> **Goal**
Search the data below for "Time"; list each line that holds it.

> **Records to process**
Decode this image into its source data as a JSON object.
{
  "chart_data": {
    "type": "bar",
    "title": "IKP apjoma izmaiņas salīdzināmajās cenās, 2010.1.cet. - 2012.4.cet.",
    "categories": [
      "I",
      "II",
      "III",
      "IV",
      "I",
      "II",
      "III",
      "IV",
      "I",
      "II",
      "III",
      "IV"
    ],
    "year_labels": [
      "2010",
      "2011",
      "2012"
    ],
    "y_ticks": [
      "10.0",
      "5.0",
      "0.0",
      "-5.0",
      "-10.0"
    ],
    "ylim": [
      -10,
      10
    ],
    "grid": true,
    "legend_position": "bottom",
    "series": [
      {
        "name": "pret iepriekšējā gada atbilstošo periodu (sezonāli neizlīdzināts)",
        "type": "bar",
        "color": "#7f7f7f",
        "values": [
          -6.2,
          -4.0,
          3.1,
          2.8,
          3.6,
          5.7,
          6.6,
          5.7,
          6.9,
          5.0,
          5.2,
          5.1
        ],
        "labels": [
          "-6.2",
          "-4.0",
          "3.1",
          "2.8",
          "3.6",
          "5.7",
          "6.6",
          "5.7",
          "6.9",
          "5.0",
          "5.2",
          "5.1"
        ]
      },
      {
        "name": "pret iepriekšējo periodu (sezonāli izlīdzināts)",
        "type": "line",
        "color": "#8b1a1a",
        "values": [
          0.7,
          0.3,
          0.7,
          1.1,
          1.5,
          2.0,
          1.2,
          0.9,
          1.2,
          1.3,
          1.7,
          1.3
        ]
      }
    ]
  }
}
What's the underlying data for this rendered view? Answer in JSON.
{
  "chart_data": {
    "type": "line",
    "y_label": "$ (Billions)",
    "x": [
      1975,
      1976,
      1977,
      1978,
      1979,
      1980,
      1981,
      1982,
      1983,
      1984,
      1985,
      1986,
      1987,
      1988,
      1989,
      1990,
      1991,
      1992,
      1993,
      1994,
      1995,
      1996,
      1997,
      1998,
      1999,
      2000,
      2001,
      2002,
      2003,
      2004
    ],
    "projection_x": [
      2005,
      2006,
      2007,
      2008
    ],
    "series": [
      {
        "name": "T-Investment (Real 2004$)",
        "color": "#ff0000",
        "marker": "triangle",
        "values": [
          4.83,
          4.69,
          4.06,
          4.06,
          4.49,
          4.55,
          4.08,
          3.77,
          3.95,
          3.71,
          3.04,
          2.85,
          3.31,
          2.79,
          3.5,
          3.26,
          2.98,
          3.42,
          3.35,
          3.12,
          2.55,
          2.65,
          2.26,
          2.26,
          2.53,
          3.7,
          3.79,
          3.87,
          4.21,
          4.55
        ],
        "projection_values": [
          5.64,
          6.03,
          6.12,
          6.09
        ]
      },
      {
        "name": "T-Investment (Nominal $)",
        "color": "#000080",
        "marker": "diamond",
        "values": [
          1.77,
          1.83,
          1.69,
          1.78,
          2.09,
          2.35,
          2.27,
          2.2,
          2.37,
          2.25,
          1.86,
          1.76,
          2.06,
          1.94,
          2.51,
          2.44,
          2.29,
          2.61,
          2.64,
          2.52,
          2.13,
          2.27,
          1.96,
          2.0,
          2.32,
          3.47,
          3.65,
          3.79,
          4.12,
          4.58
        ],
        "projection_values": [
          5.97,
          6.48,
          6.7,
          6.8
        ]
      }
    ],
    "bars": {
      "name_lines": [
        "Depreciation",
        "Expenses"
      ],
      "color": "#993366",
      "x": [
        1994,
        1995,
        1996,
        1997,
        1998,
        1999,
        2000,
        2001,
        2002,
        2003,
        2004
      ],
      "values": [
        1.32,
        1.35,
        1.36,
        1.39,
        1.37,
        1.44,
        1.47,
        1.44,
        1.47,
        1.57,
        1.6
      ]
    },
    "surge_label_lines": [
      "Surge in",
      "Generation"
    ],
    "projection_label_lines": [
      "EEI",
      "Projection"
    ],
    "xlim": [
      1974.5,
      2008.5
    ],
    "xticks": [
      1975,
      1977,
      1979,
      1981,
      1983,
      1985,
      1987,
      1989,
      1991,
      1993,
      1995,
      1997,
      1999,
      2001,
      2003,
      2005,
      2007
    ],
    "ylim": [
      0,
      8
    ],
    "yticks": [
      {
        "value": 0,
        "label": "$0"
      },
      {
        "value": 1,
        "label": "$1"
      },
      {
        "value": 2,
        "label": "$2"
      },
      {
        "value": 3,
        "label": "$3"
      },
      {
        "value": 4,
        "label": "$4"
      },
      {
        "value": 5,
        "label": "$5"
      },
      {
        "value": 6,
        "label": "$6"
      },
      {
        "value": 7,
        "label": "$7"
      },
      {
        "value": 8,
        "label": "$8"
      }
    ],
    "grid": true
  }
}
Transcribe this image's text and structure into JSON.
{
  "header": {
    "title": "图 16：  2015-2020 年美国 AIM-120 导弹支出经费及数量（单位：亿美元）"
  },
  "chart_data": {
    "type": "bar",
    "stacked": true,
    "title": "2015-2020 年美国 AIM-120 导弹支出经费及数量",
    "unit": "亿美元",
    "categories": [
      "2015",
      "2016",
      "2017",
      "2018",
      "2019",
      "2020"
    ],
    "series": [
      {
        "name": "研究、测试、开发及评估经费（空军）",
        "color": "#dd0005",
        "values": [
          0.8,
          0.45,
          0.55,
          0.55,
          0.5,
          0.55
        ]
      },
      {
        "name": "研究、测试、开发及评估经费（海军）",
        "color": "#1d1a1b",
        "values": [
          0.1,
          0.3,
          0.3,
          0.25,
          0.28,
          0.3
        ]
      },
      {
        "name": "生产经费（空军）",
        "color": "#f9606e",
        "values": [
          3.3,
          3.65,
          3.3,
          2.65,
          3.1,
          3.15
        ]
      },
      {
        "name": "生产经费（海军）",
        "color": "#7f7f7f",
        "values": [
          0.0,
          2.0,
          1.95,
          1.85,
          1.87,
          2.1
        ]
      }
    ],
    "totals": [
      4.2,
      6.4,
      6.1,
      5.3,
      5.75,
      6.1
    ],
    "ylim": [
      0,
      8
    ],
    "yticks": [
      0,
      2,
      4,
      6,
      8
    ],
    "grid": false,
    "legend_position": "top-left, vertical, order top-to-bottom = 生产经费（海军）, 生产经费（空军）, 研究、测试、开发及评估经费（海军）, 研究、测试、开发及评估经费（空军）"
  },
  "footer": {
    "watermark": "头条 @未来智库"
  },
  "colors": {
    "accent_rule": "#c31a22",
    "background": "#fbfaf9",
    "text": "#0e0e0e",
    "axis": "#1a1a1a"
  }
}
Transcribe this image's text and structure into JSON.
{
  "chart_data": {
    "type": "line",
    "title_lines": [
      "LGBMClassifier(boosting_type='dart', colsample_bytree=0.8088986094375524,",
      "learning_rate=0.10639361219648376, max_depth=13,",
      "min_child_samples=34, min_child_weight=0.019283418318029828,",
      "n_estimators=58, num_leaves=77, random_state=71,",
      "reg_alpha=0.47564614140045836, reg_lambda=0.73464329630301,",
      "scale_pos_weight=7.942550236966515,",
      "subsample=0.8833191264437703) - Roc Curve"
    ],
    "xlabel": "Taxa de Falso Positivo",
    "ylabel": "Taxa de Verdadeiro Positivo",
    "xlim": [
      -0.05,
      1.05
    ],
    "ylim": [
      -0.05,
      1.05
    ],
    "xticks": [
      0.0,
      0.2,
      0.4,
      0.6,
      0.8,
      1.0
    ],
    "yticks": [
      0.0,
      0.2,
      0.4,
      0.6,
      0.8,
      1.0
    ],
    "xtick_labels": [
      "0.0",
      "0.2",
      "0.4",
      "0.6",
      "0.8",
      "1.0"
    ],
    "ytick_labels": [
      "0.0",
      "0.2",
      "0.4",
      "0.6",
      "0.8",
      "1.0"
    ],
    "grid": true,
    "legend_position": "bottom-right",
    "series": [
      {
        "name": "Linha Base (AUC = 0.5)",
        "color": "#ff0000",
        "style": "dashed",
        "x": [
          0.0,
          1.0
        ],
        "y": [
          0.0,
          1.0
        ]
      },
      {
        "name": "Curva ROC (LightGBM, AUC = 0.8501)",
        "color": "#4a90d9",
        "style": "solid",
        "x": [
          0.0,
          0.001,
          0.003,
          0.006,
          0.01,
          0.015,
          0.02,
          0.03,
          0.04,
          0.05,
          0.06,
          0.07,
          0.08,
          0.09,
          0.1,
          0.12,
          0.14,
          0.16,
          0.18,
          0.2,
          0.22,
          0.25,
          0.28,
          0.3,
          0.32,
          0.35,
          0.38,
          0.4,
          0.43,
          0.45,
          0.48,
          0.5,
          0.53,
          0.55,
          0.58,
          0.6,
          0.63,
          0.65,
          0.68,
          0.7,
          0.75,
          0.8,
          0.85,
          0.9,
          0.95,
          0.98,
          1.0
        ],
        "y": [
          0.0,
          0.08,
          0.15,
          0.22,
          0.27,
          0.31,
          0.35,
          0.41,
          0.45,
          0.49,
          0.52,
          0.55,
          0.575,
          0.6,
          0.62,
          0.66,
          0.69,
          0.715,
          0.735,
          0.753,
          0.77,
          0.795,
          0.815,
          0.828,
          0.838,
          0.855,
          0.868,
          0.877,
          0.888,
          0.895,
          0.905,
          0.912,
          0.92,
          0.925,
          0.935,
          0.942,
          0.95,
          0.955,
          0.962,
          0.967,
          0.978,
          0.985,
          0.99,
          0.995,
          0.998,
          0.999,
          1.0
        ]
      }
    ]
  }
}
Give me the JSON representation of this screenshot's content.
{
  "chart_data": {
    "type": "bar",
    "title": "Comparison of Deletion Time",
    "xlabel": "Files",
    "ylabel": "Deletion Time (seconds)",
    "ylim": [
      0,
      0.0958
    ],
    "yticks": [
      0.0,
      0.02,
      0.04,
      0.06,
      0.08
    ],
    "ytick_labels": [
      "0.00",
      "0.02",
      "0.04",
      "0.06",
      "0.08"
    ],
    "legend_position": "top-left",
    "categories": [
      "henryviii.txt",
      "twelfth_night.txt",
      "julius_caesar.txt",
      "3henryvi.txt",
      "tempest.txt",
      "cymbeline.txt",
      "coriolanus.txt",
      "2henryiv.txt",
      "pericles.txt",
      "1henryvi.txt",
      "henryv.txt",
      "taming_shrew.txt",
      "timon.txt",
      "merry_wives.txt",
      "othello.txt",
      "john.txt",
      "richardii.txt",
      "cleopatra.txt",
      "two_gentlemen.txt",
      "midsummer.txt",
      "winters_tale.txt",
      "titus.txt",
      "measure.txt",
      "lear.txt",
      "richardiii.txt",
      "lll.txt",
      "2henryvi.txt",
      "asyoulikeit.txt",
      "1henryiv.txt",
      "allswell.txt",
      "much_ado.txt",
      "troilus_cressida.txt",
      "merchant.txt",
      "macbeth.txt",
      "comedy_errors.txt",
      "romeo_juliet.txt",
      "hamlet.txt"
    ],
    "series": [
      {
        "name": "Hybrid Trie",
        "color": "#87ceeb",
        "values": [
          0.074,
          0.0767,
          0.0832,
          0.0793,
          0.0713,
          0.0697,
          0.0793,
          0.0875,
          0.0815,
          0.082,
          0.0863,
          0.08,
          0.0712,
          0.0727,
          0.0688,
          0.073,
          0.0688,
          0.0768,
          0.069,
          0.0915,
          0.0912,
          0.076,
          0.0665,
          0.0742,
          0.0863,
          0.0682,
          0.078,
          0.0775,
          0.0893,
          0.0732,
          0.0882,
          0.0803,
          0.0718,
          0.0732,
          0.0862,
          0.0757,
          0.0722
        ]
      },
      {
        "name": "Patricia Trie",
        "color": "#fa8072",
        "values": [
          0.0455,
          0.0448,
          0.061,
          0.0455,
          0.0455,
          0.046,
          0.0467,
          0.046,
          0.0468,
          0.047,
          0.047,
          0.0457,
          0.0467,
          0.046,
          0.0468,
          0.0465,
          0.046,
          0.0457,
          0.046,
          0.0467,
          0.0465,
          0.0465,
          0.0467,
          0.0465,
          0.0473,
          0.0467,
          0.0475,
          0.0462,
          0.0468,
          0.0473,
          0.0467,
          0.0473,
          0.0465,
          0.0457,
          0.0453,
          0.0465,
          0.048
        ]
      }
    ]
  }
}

> **Written response**
    "title": "Comparison of Deletion Time",
    "ylabel": "Deletion Time (seconds)",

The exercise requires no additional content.